Job :: Write out all of the data exactly as it appears.

Record excerpts ::
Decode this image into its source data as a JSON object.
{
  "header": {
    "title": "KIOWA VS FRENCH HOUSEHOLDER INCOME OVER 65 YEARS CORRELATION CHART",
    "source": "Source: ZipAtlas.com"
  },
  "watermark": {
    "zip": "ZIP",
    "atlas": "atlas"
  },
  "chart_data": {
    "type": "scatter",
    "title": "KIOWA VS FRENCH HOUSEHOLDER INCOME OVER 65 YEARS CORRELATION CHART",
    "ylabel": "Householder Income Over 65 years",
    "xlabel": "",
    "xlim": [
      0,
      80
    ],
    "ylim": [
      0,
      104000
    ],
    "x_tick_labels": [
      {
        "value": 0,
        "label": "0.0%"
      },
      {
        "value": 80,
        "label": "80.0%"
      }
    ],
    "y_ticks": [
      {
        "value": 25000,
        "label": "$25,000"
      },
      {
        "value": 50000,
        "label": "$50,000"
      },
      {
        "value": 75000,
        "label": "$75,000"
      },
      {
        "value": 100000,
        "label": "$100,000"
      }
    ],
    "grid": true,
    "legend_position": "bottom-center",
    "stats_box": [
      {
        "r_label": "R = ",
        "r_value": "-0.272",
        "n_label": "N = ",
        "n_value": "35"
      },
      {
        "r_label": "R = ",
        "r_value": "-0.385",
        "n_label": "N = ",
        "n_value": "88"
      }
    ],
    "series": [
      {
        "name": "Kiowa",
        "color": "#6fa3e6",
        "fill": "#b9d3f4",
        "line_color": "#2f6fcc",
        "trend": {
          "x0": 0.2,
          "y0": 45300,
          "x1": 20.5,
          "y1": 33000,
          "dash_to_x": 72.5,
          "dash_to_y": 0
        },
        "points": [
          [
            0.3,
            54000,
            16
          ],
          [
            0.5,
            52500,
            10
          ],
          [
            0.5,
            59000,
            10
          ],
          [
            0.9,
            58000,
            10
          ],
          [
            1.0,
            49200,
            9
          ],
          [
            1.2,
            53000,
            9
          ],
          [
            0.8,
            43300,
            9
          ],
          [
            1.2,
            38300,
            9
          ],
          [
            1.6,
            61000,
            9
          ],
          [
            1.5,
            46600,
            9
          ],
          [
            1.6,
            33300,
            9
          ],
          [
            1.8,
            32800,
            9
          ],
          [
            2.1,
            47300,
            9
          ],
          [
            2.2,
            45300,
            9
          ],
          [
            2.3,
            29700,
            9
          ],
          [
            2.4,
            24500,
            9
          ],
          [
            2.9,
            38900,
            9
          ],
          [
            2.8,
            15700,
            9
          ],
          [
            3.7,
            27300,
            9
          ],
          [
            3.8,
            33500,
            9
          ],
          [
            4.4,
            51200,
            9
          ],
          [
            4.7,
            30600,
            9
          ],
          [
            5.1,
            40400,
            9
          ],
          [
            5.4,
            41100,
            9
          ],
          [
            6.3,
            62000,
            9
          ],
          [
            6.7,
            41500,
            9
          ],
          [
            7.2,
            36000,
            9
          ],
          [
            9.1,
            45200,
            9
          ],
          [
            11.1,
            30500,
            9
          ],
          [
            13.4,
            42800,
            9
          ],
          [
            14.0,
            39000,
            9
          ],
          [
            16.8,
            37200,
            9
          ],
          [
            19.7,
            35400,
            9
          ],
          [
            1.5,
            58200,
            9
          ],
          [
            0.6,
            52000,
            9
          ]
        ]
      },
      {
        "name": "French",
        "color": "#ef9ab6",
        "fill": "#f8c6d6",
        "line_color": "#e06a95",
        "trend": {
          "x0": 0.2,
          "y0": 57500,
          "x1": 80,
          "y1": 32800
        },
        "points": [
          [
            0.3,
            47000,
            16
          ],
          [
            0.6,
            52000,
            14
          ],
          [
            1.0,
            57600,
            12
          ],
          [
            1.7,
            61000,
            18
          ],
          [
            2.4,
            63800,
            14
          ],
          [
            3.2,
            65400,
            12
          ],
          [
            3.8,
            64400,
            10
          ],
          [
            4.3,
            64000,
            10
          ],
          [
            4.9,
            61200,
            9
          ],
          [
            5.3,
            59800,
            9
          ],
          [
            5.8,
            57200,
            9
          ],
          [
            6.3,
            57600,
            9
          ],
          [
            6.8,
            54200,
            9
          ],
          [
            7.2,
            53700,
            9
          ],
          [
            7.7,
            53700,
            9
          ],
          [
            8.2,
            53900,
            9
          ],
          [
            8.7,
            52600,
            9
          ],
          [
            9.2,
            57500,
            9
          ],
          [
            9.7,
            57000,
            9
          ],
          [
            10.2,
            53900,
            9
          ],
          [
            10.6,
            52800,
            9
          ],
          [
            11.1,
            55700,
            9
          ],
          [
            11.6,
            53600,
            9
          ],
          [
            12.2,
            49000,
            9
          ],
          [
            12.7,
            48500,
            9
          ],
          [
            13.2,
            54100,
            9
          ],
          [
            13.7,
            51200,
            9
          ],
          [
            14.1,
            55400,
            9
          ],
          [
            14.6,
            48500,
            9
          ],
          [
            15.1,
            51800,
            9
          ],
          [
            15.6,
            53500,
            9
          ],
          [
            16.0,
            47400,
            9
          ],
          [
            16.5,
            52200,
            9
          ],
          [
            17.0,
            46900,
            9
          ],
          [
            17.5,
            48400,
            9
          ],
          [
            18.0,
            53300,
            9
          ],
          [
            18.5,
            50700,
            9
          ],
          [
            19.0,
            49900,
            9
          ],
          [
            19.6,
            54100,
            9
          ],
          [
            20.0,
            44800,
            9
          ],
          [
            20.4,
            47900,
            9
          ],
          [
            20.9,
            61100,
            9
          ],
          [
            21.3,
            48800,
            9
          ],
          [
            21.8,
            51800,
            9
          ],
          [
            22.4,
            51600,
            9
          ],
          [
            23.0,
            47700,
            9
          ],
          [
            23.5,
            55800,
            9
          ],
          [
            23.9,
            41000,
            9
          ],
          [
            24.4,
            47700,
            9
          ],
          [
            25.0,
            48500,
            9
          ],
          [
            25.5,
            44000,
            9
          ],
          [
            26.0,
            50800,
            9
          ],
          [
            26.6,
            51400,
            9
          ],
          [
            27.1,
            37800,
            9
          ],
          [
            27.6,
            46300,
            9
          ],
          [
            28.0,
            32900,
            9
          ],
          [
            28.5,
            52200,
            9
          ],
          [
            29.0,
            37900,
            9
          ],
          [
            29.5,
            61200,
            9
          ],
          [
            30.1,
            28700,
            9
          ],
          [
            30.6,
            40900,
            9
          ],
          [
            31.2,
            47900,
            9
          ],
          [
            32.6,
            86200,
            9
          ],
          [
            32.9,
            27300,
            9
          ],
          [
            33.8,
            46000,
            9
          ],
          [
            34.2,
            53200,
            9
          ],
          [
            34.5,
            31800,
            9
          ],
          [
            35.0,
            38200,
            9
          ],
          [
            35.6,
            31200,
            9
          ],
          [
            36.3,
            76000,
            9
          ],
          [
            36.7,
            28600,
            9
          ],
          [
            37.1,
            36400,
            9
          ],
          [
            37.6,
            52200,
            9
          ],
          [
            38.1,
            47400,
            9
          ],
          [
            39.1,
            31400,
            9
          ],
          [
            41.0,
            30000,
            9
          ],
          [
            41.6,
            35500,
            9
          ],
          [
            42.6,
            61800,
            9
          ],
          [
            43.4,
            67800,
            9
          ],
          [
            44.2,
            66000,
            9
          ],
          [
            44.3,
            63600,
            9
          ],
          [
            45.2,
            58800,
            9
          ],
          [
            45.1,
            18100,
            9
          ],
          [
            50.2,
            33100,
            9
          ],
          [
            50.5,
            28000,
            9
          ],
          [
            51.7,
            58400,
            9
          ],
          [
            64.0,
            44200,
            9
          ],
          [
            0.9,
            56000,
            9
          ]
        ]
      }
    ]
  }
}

Correct result ::
Decode this image into its source data as a JSON object.
{
  "header": {
    "title": "KIOWA VS FRENCH HOUSEHOLDER INCOME OVER 65 YEARS CORRELATION CHART",
    "source": "Source: ZipAtlas.com"
  },
  "watermark": {
    "zip": "ZIP",
    "atlas": "atlas"
  },
  "chart_data": {
    "type": "scatter",
    "title": "KIOWA VS FRENCH HOUSEHOLDER INCOME OVER 65 YEARS CORRELATION CHART",
    "ylabel": "Householder Income Over 65 years",
    "xlabel": "",
    "xlim": [
      0,
      80
    ],
    "ylim": [
      0,
      104000
    ],
    "x_tick_labels": [
      {
        "value": 0,
        "label": "0.0%"
      },
      {
        "value": 80,
        "label": "80.0%"
      }
    ],
    "y_ticks": [
      {
        "value": 25000,
        "label": "$25,000"
      },
      {
        "value": 50000,
        "label": "$50,000"
      },
      {
        "value": 75000,
        "label": "$75,000"
      },
      {
        "value": 100000,
        "label": "$100,000"
      }
    ],
    "grid": true,
    "legend_position": "bottom-center",
    "stats_box": [
      {
        "r_label": "R = ",
        "r_value": "-0.272",
        "n_label": "N = ",
        "n_value": "35"
      },
      {
        "r_label": "R = ",
        "r_value": "-0.385",
        "n_label": "N = ",
        "n_value": "88"
      }
    ],
    "series": [
      {
        "name": "Kiowa",
        "color": "#6fa3e6",
        "fill": "#b9d3f4",
        "line_color": "#2f6fcc",
        "trend": {
          "x0": 0.2,
          "y0": 45300,
          "x1": 20.5,
          "y1": 33000,
          "dash_to_x": 72.5,
          "dash_to_y": 0
        },
        "points": [
          [
            0.3,
            54000,
            16
          ],
          [
            0.5,
            52500,
            10
          ],
          [
            0.5,
            59000,
            10
          ],
          [
            0.9,
            58000,
            10
          ],
          [
            1.0,
            49200,
            9
          ],
          [
            1.2,
            53000,
            9
          ],
          [
            0.8,
            43300,
            9
          ],
          [
            1.2,
            38300,
            9
          ],
          [
            1.6,
            61000,
            9
          ],
          [
            1.5,
            46600,
            9
          ],
          [
            1.6,
            33300,
            9
          ],
          [
            1.8,
            32800,
            9
          ],
          [
            2.1,
            47300,
            9
          ],
          [
            2.2,
            45300,
            9
          ],
          [
            2.3,
            29700,
            9
          ],
          [
            2.4,
            24500,
            9
          ],
          [
            2.9,
            38900,
            9
          ],
          [
            2.8,
            15700,
            9
          ],
          [
            3.7,
            27300,
            9
          ],
          [
            3.8,
            33500,
            9
          ],
          [
            4.4,
            51200,
            9
          ],
          [
            4.7,
            30600,
            9
          ],
          [
            5.1,
            40400,
            9
          ],
          [
            5.4,
            41100,
            9
          ],
          [
            6.3,
            62000,
            9
          ],
          [
            6.7,
            41500,
            9
          ],
          [
            7.2,
            36000,
            9
          ],
          [
            9.1,
            45200,
            9
          ],
          [
            11.1,
            30500,
            9
          ],
          [
            13.4,
            42800,
            9
          ],
          [
            14.0,
            39000,
            9
          ],
          [
            16.8,
            37200,
            9
          ],
          [
            19.7,
            35400,
            9
          ],
          [
            1.5,
            58200,
            9
          ],
          [
            0.6,
            52000,
            9
          ]
        ]
      },
      {
        "name": "French",
        "color": "#ef9ab6",
        "fill": "#f8c6d6",
        "line_color": "#e06a95",
        "trend": {
          "x0": 0.2,
          "y0": 57500,
          "x1": 80,
          "y1": 32800
        },
        "points": [
          [
            0.3,
            47000,
            16
          ],
          [
            0.6,
            52000,
            14
          ],
          [
            1.0,
            57600,
            12
          ],
          [
            1.7,
            61000,
            18
          ],
          [
            2.4,
            63800,
            14
          ],
          [
            3.2,
            65400,
            12
          ],
          [
            3.8,
            64400,
            10
          ],
          [
            4.3,
            64000,
            10
          ],
          [
            4.9,
            61200,
            9
          ],
          [
            5.3,
            59800,
            9
          ],
          [
            5.8,
            57200,
            9
          ],
          [
            6.3,
            57600,
            9
          ],
          [
            6.8,
            54200,
            9
          ],
          [
            7.2,
            53700,
            9
          ],
          [
            7.7,
            53700,
            9
          ],
          [
            8.2,
            53900,
            9
          ],
          [
            8.7,
            52600,
            9
          ],
          [
            9.2,
            57500,
            9
          ],
          [
            9.7,
            57000,
            9
          ],
          [
            10.2,
            53900,
            9
          ],
          [
            10.6,
            52800,
            9
          ],
          [
            11.1,
            55700,
            9
          ],
          [
            11.6,
            53600,
            9
          ],
          [
            12.2,
            49000,
            9
          ],
          [
            12.7,
            48500,
            9
          ],
          [
            13.2,
            54100,
            9
          ],
          [
            13.7,
            51200,
            9
          ],
          [
            14.1,
            55400,
            9
          ],
          [
            14.6,
            48500,
            9
          ],
          [
            15.1,
            51800,
            9
          ],
          [
            15.6,
            53500,
            9
          ],
          [
            16.0,
            47400,
            9
          ],
          [
            16.5,
            52200,
            9
          ],
          [
            17.0,
            46900,
            9
          ],
          [
            17.5,
            48400,
            9
          ],
          [
            18.0,
            53300,
            9
          ],
          [
            18.5,
            50700,
            9
          ],
          [
            19.0,
            49900,
            9
          ],
          [
            19.6,
            54100,
            9
          ],
          [
            20.0,
            44800,
            9
          ],
          [
            20.4,
            47900,
            9
          ],
          [
            20.9,
            61100,
            9
          ],
          [
            21.3,
            48800,
            9
          ],
          [
            21.8,
            51800,
            9
          ],
          [
            22.4,
            51600,
            9
          ],
          [
            23.0,
            47700,
            9
          ],
          [
            23.5,
            55800,
            9
          ],
          [
            23.9,
            41000,
            9
          ],
          [
            24.4,
            47700,
            9
          ],
          [
            25.0,
            48500,
            9
          ],
          [
            25.5,
            44000,
            9
          ],
          [
            26.0,
            50800,
            9
          ],
          [
            26.6,
            51400,
            9
          ],
          [
            27.1,
            37800,
            9
          ],
          [
            27.6,
            46300,
            9
          ],
          [
            28.0,
            32900,
            9
          ],
          [
            28.5,
            52200,
            9
          ],
          [
            29.0,
            37900,
            9
          ],
          [
            29.5,
            61200,
            9
          ],
          [
            30.1,
            28700,
            9
          ],
          [
            30.6,
            40900,
            9
          ],
          [
            31.2,
            47900,
            9
          ],
          [
            32.6,
            86200,
            9
          ],
          [
            32.9,
            27300,
            9
          ],
          [
            33.8,
            46000,
            9
          ],
          [
            34.2,
            53200,
            9
          ],
          [
            34.5,
            31800,
            9
          ],
          [
            35.0,
            38200,
            9
          ],
          [
            35.6,
            31200,
            9
          ],
          [
            36.3,
            76000,
            9
          ],
          [
            36.7,
            28600,
            9
          ],
          [
            37.1,
            36400,
            9
          ],
          [
            37.6,
            52200,
            9
          ],
          [
            38.1,
            47400,
            9
          ],
          [
            39.1,
            31400,
            9
          ],
          [
            41.0,
            30000,
            9
          ],
          [
            41.6,
            35500,
            9
          ],
          [
            42.6,
            61800,
            9
          ],
          [
            43.4,
            67800,
            9
          ],
          [
            44.2,
            66000,
            9
          ],
          [
            44.3,
            63600,
            9
          ],
          [
            45.2,
            58800,
            9
          ],
          [
            45.1,
            18100,
            9
          ],
          [
            50.2,
            33100,
            9
          ],
          [
            50.5,
            28000,
            9
          ],
          [
            51.7,
            58400,
            9
          ],
          [
            64.0,
            44200,
            9
          ],
          [
            0.9,
            56000,
            9
          ]
        ]
      }
    ]
  }
}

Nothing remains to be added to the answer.